#### Raw data:

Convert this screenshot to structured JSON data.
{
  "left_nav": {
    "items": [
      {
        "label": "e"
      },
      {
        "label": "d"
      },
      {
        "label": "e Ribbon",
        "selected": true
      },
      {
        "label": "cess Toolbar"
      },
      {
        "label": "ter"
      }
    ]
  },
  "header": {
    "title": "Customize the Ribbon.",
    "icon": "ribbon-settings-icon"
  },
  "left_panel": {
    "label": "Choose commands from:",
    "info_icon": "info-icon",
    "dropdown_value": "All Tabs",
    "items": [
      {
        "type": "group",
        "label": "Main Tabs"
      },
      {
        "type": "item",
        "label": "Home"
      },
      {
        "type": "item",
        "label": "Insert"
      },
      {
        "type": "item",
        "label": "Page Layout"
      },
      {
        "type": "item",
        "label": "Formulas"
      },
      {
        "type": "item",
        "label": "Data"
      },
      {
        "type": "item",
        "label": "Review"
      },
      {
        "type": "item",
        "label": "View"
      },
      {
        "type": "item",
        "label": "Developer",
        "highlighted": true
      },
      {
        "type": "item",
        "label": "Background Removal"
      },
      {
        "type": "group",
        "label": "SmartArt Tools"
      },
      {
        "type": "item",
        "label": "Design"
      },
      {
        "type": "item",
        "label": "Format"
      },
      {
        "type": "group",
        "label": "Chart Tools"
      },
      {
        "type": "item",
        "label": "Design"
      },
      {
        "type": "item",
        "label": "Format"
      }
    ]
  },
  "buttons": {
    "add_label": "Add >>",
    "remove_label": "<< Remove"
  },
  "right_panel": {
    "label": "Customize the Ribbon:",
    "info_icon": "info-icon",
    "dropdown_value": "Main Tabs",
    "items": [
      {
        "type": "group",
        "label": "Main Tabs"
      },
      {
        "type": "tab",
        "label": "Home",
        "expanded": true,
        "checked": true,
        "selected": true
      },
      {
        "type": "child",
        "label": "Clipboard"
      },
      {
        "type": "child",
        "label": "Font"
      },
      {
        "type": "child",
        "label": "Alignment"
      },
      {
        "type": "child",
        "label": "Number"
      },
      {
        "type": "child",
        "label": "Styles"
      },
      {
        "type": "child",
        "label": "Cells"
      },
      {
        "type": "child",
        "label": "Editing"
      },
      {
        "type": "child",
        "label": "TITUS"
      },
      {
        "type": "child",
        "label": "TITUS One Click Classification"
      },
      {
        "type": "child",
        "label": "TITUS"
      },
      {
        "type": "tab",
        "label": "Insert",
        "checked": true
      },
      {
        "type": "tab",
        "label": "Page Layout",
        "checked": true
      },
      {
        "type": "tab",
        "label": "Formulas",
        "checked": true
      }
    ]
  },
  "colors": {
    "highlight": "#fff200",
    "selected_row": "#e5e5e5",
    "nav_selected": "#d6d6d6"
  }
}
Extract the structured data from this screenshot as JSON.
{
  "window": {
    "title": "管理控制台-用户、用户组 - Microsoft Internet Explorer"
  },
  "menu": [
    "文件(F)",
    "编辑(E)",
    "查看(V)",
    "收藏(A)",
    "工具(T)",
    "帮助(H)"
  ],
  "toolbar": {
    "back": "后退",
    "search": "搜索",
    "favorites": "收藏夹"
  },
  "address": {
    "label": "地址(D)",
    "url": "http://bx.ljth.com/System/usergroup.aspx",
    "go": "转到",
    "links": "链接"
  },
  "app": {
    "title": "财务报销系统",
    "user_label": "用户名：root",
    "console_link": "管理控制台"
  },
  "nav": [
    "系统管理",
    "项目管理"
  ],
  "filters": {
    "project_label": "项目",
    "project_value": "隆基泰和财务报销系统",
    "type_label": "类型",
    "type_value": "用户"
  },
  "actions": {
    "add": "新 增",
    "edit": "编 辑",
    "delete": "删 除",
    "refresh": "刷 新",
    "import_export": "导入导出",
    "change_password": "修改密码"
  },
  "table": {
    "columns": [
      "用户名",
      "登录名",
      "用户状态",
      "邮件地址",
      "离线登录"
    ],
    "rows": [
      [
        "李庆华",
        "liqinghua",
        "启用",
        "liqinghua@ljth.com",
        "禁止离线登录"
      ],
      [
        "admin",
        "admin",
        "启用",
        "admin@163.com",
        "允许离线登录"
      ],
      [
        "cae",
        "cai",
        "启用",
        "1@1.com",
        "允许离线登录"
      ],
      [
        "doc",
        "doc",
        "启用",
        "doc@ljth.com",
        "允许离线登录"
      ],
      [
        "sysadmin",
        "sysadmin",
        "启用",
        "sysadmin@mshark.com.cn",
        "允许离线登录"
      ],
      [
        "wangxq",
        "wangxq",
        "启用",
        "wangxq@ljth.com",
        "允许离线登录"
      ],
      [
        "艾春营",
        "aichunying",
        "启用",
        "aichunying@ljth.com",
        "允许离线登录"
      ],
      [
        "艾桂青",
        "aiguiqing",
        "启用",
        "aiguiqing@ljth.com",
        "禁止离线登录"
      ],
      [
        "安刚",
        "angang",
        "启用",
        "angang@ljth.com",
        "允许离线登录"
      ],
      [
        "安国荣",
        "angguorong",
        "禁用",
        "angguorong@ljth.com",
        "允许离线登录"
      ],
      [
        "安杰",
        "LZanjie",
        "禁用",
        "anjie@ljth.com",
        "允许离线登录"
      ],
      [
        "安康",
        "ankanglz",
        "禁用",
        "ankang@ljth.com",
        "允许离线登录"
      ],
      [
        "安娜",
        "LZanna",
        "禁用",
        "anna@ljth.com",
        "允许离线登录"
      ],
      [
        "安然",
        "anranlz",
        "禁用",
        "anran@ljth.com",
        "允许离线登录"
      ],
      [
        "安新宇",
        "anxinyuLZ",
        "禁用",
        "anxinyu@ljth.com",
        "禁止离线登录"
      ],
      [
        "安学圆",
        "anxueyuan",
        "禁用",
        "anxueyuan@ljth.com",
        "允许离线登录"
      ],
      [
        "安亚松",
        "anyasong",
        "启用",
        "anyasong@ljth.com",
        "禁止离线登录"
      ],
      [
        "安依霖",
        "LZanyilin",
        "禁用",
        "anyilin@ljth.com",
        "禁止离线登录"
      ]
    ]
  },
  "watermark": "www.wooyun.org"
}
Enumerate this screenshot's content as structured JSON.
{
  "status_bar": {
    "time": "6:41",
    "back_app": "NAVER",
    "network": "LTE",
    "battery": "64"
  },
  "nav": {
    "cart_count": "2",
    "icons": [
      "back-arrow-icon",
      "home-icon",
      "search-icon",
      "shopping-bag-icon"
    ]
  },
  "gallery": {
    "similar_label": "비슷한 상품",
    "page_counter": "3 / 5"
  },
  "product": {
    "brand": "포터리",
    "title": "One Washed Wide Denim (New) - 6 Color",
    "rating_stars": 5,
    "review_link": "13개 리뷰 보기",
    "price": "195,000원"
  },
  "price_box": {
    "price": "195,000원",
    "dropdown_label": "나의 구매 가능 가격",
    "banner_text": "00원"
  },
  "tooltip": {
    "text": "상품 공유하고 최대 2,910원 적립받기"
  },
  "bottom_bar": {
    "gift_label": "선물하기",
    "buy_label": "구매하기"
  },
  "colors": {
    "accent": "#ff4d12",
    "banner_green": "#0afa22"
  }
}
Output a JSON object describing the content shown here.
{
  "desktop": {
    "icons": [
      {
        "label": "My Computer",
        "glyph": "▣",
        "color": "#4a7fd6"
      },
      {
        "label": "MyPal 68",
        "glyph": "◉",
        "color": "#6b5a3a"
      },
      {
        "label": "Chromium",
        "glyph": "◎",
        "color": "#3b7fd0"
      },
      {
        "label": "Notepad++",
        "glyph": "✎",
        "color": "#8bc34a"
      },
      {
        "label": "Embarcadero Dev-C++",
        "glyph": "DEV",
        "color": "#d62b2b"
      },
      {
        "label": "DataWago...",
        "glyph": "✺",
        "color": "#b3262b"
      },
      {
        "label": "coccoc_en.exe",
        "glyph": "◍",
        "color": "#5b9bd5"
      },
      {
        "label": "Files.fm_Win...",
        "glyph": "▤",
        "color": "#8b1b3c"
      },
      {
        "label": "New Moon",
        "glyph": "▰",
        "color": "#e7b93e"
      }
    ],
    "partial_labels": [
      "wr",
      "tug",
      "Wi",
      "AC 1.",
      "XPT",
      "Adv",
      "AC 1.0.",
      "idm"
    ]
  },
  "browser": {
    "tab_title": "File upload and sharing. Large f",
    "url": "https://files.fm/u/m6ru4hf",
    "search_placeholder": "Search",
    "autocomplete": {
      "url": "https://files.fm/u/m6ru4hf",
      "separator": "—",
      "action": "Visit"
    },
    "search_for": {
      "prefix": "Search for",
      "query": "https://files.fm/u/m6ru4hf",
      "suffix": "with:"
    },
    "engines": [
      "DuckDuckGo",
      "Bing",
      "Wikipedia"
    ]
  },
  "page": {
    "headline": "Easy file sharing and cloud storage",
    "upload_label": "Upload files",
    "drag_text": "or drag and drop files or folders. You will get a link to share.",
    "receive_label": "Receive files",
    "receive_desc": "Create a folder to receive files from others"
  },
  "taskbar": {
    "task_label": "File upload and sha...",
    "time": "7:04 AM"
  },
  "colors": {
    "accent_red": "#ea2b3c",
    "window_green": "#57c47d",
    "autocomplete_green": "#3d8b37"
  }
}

#### Stated task:
Show all lines from the listing above in which "this" appears.

#### Reply to the exercise:
Convert this screenshot to structured JSON data.
Extract the structured data from this screenshot as JSON.
Enumerate this screenshot's content as structured JSON.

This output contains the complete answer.